──────── INPUT FOR THIS TASK

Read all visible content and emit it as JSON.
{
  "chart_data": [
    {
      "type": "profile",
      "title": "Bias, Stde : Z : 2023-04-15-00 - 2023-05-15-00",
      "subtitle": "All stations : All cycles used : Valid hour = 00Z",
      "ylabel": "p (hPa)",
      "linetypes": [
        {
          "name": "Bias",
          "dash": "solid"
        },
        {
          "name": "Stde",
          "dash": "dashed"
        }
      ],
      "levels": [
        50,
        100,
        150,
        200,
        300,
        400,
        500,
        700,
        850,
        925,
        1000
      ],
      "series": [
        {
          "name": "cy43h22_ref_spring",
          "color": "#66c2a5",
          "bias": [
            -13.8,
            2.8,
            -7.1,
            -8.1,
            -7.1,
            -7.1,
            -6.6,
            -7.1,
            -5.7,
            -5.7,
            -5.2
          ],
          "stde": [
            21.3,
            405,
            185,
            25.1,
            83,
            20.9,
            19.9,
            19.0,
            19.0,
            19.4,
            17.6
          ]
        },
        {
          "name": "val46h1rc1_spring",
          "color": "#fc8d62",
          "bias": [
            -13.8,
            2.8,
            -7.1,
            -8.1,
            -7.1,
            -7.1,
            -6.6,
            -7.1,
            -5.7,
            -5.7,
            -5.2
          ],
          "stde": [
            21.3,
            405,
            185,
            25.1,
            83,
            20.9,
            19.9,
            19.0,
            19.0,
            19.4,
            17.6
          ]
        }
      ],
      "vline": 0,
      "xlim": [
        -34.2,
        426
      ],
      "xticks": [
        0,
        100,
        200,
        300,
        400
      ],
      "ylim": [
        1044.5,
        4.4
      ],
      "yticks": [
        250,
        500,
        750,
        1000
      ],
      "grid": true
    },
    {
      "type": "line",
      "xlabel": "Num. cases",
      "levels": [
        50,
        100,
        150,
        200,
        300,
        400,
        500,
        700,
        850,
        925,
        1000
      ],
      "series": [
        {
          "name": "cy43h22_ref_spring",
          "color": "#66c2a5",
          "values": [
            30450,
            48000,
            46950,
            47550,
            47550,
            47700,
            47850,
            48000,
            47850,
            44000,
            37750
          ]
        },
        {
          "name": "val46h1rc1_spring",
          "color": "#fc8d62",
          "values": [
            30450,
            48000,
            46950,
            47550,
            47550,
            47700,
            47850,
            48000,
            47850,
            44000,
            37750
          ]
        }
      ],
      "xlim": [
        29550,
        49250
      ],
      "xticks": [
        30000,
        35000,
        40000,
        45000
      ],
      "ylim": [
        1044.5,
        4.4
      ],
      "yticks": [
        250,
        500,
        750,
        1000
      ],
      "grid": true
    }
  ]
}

────────────────

PROBLEM DETAILS:
Write every line of the material above again, exactly.

REPLY TO THE TASK:
Read all visible content and emit it as JSON.
{
  "chart_data": [
    {
      "type": "profile",
      "title": "Bias, Stde : Z : 2023-04-15-00 - 2023-05-15-00",
      "subtitle": "All stations : All cycles used : Valid hour = 00Z",
      "ylabel": "p (hPa)",
      "linetypes": [
        {
          "name": "Bias",
          "dash": "solid"
        },
        {
          "name": "Stde",
          "dash": "dashed"
        }
      ],
      "levels": [
        50,
        100,
        150,
        200,
        300,
        400,
        500,
        700,
        850,
        925,
        1000
      ],
      "series": [
        {
          "name": "cy43h22_ref_spring",
          "color": "#66c2a5",
          "bias": [
            -13.8,
            2.8,
            -7.1,
            -8.1,
            -7.1,
            -7.1,
            -6.6,
            -7.1,
            -5.7,
            -5.7,
            -5.2
          ],
          "stde": [
            21.3,
            405,
            185,
            25.1,
            83,
            20.9,
            19.9,
            19.0,
            19.0,
            19.4,
            17.6
          ]
        },
        {
          "name": "val46h1rc1_spring",
          "color": "#fc8d62",
          "bias": [
            -13.8,
            2.8,
            -7.1,
            -8.1,
            -7.1,
            -7.1,
            -6.6,
            -7.1,
            -5.7,
            -5.7,
            -5.2
          ],
          "stde": [
            21.3,
            405,
            185,
            25.1,
            83,
            20.9,
            19.9,
            19.0,
            19.0,
            19.4,
            17.6
          ]
        }
      ],
      "vline": 0,
      "xlim": [
        -34.2,
        426
      ],
      "xticks": [
        0,
        100,
        200,
        300,
        400
      ],
      "ylim": [
        1044.5,
        4.4
      ],
      "yticks": [
        250,
        500,
        750,
        1000
      ],
      "grid": true
    },
    {
      "type": "line",
      "xlabel": "Num. cases",
      "levels": [
        50,
        100,
        150,
        200,
        300,
        400,
        500,
        700,
        850,
        925,
        1000
      ],
      "series": [
        {
          "name": "cy43h22_ref_spring",
          "color": "#66c2a5",
          "values": [
            30450,
            48000,
            46950,
            47550,
            47550,
            47700,
            47850,
            48000,
            47850,
            44000,
            37750
          ]
        },
        {
          "name": "val46h1rc1_spring",
          "color": "#fc8d62",
          "values": [
            30450,
            48000,
            46950,
            47550,
            47550,
            47700,
            47850,
            48000,
            47850,
            44000,
            37750
          ]
        }
      ],
      "xlim": [
        29550,
        49250
      ],
      "xticks": [
        30000,
        35000,
        40000,
        45000
      ],
      "ylim": [
        1044.5,
        4.4
      ],
      "yticks": [
        250,
        500,
        750,
        1000
      ],
      "grid": true
    }
  ]
}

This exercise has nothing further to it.